Problem details:
Out of the lines below, please list those that hold the string "text".

Recorded data:
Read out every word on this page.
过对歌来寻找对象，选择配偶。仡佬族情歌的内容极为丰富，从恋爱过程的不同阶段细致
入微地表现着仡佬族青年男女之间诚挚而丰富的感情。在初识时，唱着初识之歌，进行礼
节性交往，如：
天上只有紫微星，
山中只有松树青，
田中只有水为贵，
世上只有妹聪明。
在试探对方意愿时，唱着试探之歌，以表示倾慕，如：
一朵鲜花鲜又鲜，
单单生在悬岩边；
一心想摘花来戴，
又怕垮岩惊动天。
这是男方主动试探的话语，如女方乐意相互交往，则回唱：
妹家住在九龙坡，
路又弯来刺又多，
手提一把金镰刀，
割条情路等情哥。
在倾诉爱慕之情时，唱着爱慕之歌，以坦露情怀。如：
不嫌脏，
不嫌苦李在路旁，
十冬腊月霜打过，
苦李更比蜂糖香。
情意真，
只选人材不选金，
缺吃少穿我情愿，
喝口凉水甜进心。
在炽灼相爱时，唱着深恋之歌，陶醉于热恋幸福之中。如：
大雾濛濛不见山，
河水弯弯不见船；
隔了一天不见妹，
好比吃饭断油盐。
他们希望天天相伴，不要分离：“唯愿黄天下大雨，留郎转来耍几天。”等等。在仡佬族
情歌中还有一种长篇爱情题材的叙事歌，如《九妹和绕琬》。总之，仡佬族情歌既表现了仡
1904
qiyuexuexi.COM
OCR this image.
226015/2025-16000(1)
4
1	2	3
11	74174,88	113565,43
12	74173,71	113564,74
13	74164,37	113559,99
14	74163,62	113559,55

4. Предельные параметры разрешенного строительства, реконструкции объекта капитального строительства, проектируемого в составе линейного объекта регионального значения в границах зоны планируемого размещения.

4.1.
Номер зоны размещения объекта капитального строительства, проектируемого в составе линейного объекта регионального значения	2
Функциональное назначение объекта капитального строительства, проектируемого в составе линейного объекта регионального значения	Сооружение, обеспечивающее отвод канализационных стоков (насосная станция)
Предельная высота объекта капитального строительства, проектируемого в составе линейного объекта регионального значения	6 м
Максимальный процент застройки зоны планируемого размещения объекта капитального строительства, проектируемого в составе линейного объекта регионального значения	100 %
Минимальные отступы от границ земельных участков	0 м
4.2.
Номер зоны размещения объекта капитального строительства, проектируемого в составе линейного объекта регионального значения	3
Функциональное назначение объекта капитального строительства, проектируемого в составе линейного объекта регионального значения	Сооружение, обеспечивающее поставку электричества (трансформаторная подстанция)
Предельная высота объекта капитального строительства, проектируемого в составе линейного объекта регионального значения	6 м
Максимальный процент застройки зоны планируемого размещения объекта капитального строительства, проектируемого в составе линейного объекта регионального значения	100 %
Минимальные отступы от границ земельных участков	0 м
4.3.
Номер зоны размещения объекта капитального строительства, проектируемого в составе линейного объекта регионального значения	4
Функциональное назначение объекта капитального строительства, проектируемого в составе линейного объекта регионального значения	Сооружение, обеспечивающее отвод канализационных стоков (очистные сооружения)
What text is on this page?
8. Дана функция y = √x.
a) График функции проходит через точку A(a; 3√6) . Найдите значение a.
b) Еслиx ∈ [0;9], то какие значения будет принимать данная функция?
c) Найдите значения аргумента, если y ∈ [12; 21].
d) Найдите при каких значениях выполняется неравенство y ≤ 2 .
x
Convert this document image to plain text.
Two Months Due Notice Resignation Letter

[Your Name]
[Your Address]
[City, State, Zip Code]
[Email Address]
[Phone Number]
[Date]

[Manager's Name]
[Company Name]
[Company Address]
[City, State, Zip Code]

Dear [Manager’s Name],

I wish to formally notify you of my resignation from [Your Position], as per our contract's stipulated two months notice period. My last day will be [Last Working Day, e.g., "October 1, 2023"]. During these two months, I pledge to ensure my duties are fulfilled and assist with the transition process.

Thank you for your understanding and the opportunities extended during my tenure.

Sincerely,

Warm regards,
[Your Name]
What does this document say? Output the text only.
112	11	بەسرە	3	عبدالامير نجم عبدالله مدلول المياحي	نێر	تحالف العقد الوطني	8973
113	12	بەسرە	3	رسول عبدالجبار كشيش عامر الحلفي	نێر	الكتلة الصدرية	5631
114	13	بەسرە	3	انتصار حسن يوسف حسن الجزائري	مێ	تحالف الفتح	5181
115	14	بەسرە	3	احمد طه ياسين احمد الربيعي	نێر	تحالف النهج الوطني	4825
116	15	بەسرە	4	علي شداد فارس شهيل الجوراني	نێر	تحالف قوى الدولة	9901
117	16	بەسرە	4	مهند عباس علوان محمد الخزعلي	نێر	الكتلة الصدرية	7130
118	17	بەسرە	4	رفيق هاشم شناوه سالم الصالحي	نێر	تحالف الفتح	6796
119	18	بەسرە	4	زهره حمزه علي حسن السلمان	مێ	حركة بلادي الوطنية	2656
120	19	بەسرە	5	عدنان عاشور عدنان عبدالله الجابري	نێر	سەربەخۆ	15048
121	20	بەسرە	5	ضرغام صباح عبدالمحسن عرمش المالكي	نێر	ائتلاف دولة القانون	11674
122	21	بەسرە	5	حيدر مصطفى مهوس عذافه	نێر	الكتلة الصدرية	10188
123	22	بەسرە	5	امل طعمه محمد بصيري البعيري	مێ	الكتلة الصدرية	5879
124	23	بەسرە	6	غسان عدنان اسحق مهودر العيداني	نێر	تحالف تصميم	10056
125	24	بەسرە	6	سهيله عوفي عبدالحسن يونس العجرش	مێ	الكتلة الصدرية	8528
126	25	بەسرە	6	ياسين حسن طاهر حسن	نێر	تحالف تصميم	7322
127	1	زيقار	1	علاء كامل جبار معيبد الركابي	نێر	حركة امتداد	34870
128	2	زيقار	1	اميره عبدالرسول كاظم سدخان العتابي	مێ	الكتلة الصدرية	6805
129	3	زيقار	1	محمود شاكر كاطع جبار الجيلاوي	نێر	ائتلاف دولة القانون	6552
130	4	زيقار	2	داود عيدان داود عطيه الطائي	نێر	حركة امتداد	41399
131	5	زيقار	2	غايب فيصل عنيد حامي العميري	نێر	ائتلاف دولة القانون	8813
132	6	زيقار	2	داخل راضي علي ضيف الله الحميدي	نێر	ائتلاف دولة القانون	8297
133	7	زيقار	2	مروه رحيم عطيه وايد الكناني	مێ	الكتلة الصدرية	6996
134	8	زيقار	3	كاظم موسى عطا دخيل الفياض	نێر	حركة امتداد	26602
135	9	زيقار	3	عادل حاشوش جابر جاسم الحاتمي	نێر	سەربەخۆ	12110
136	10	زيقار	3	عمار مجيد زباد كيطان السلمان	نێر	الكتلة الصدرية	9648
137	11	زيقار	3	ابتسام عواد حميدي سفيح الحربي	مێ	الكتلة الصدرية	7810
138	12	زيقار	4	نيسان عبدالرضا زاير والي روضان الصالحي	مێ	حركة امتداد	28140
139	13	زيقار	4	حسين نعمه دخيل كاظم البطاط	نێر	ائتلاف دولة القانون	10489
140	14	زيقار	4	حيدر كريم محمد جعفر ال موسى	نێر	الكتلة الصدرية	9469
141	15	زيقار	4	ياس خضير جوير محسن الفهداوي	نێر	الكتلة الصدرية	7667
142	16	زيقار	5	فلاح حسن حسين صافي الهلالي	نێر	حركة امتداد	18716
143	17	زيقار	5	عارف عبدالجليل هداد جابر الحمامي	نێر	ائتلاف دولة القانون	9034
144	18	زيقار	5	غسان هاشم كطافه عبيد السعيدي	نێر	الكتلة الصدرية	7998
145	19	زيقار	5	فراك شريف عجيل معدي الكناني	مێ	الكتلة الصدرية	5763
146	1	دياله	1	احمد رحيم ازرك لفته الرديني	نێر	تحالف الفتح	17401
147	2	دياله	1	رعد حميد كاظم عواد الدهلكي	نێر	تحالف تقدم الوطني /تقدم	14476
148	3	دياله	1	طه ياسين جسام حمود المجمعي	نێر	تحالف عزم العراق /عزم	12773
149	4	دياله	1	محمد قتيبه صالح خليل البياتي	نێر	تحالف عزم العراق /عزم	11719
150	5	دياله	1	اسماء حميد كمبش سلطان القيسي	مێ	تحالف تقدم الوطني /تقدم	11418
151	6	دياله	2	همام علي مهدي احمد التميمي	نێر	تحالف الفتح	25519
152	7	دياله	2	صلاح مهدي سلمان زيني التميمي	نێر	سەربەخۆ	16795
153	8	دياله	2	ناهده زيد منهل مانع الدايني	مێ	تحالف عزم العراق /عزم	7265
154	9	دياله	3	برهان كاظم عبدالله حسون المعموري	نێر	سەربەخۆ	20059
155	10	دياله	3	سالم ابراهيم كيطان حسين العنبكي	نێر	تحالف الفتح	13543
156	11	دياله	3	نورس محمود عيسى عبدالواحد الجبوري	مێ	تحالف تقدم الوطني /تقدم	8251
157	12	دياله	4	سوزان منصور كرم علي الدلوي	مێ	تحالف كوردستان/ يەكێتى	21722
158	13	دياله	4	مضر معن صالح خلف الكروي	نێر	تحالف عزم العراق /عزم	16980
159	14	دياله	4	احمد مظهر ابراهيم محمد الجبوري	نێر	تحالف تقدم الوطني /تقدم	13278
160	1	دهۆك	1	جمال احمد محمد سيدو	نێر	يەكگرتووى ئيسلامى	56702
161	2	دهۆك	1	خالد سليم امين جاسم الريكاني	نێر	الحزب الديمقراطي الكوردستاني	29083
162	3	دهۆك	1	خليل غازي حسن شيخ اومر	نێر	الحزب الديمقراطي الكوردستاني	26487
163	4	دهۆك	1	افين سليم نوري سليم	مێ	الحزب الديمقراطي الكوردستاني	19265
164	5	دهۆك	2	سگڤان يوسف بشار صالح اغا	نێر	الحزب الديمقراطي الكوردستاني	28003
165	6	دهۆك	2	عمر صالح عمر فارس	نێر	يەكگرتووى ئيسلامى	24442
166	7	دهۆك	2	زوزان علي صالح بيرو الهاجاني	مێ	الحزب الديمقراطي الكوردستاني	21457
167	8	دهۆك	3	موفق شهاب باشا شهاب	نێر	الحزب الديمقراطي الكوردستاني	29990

The response:
What text is on this page?
Convert this document image to plain text.
What does this document say? Output the text only.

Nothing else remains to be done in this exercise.